#### REQUIRED WORK:
Restate the entries word for word, omitting nothing.

#### Stored entries:
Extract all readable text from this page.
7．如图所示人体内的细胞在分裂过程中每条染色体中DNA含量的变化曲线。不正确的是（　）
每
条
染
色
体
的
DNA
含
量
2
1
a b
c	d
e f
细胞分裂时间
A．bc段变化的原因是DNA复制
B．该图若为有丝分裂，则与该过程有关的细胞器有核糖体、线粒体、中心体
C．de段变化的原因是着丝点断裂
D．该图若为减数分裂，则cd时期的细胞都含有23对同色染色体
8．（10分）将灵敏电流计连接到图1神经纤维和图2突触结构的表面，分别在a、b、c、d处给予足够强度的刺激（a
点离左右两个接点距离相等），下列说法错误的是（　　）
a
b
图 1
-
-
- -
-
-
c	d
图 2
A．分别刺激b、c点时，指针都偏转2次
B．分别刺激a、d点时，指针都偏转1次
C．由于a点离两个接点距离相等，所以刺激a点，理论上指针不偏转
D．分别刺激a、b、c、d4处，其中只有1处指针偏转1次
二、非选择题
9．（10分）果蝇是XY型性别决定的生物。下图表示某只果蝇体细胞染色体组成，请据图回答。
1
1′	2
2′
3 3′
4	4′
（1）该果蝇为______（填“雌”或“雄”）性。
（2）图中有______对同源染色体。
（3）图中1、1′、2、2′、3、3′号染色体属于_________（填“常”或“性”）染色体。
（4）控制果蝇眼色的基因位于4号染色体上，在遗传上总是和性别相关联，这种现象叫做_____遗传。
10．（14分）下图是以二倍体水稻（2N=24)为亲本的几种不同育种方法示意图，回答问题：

#### ANSWER TO THIS TASK:
Extract all readable text from this page.
7．如图所示人体内的细胞在分裂过程中每条染色体中DNA含量的变化曲线。不正确的是（　）
每
条
染
色
体
的
DNA
含
量
2
1
a b
c	d
e f
细胞分裂时间
A．bc段变化的原因是DNA复制
B．该图若为有丝分裂，则与该过程有关的细胞器有核糖体、线粒体、中心体
C．de段变化的原因是着丝点断裂
D．该图若为减数分裂，则cd时期的细胞都含有23对同色染色体
8．（10分）将灵敏电流计连接到图1神经纤维和图2突触结构的表面，分别在a、b、c、d处给予足够强度的刺激（a
点离左右两个接点距离相等），下列说法错误的是（　　）
a
b
图 1
-
-
- -
-
-
c	d
图 2
A．分别刺激b、c点时，指针都偏转2次
B．分别刺激a、d点时，指针都偏转1次
C．由于a点离两个接点距离相等，所以刺激a点，理论上指针不偏转
D．分别刺激a、b、c、d4处，其中只有1处指针偏转1次
二、非选择题
9．（10分）果蝇是XY型性别决定的生物。下图表示某只果蝇体细胞染色体组成，请据图回答。
1
1′	2
2′
3 3′
4	4′
（1）该果蝇为______（填“雌”或“雄”）性。
（2）图中有______对同源染色体。
（3）图中1、1′、2、2′、3、3′号染色体属于_________（填“常”或“性”）染色体。
（4）控制果蝇眼色的基因位于4号染色体上，在遗传上总是和性别相关联，这种现象叫做_____遗传。
10．（14分）下图是以二倍体水稻（2N=24)为亲本的几种不同育种方法示意图，回答问题：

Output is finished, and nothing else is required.